__Objective__
Count every line that holds the string "numpy", then give that number alone.

------------------------------

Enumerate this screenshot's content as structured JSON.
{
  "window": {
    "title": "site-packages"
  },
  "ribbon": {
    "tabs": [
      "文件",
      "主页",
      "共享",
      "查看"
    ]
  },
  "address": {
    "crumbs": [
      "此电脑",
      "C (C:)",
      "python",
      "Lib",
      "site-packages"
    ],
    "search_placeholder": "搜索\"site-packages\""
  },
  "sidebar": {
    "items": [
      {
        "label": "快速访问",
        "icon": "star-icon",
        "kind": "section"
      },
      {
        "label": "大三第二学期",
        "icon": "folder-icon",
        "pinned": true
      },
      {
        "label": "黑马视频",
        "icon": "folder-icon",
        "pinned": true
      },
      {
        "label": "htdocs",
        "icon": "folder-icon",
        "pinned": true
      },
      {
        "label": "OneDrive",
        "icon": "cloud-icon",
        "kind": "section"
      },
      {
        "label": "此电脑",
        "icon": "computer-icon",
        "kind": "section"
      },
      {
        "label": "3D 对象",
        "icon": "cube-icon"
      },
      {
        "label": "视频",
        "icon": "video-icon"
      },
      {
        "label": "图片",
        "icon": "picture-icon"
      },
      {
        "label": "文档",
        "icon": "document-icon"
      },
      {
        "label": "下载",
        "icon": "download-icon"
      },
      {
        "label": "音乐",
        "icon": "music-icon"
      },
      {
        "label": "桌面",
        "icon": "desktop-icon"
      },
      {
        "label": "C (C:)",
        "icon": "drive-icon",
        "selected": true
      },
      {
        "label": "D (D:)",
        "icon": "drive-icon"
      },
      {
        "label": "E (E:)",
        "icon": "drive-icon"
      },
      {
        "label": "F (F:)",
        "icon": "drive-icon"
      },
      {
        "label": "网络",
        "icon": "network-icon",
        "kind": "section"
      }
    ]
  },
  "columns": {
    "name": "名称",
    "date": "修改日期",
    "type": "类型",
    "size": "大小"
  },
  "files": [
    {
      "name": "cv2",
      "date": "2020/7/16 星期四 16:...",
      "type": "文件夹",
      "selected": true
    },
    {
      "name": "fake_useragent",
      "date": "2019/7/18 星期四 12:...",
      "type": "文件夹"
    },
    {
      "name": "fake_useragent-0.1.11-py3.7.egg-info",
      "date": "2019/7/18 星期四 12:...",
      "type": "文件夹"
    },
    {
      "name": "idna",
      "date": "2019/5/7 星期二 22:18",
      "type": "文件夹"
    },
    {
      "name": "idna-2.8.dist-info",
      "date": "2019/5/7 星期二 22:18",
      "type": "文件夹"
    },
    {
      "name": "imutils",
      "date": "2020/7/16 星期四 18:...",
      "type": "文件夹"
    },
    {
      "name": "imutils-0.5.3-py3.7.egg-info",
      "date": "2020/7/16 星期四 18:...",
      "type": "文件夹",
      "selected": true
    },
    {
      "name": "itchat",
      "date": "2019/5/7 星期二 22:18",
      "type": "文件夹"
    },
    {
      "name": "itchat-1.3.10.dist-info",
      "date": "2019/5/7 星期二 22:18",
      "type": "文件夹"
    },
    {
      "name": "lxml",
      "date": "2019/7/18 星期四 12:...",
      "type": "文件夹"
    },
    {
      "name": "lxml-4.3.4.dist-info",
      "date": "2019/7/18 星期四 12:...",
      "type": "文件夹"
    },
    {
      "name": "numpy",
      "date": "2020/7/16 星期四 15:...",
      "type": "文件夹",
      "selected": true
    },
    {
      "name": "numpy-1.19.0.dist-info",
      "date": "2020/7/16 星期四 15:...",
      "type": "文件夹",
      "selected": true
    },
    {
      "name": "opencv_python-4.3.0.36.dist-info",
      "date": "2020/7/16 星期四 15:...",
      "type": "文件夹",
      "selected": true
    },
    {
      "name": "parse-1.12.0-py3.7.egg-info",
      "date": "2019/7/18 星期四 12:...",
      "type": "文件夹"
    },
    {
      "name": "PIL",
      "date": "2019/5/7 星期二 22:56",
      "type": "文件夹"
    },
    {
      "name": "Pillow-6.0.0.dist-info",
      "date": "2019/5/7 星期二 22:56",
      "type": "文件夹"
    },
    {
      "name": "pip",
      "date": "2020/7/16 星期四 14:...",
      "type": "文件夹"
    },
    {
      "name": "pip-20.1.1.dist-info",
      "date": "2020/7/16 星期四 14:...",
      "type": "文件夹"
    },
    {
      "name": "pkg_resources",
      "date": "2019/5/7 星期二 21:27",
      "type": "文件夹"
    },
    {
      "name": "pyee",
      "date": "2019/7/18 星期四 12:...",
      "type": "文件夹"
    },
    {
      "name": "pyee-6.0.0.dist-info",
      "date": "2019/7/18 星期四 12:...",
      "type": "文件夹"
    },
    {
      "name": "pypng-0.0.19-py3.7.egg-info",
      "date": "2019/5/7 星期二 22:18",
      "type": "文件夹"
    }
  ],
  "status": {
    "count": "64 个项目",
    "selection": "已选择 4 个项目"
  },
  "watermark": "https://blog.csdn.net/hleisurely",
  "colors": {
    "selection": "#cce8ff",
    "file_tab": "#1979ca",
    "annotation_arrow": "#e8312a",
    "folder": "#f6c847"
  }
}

------------------------------

__Result below__
2